_Task objective:_ Going through the material below, please gather all lines with the word "title" in them.

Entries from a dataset
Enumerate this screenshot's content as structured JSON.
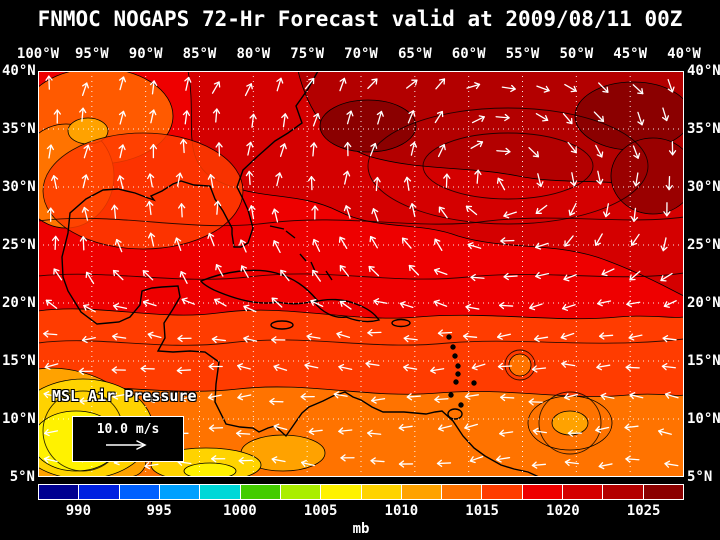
{
  "title": "FNMOC NOGAPS 72-Hr Forecast valid at 2009/08/11 00Z",
  "map": {
    "field_label": "MSL Air Pressure",
    "wind_scale_label": "10.0 m/s",
    "lon_labels": [
      "100°W",
      "95°W",
      "90°W",
      "85°W",
      "80°W",
      "75°W",
      "70°W",
      "65°W",
      "60°W",
      "55°W",
      "50°W",
      "45°W",
      "40°W"
    ],
    "lat_labels": [
      "40°N",
      "35°N",
      "30°N",
      "25°N",
      "20°N",
      "15°N",
      "10°N",
      "5°N"
    ]
  },
  "colorbar": {
    "unit": "mb",
    "tick_labels": [
      "990",
      "995",
      "1000",
      "1005",
      "1010",
      "1015",
      "1020",
      "1025"
    ],
    "range_mb": [
      987.5,
      1027.5
    ],
    "segment_colors": [
      "#000090",
      "#0020e0",
      "#0060ff",
      "#00a0ff",
      "#00d8d8",
      "#44cc00",
      "#aaee00",
      "#fff200",
      "#ffd300",
      "#ffa200",
      "#ff7300",
      "#ff3c00",
      "#ee0000",
      "#d40000",
      "#b30000",
      "#8b0000"
    ]
  },
  "chart_data": {
    "type": "heatmap",
    "title": "FNMOC NOGAPS 72-Hr Forecast valid at 2009/08/11 00Z",
    "variable": "MSL Air Pressure",
    "unit": "mb",
    "x_ticks": [
      "100°W",
      "95°W",
      "90°W",
      "85°W",
      "80°W",
      "75°W",
      "70°W",
      "65°W",
      "60°W",
      "55°W",
      "50°W",
      "45°W",
      "40°W"
    ],
    "y_ticks": [
      "40°N",
      "35°N",
      "30°N",
      "25°N",
      "20°N",
      "15°N",
      "10°N",
      "5°N"
    ],
    "colorbar_ticks_mb": [
      990,
      995,
      1000,
      1005,
      1010,
      1015,
      1020,
      1025
    ],
    "colorbar_range_mb": [
      987.5,
      1027.5
    ],
    "wind_vector_scale_mps": 10.0,
    "legend_position": "bottom",
    "notes": "Filled MSL pressure contours with overlaid wind vectors; high pressure (dark red ~1020-1025 mb) over the western North Atlantic, lower pressure (yellow/orange ~1005-1012 mb) over Central America and the adjacent eastern Pacific."
  }
}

_Correct answer:_
  "title": "FNMOC NOGAPS 72-Hr Forecast valid at 2009/08/11 00Z",
    "title": "FNMOC NOGAPS 72-Hr Forecast valid at 2009/08/11 00Z",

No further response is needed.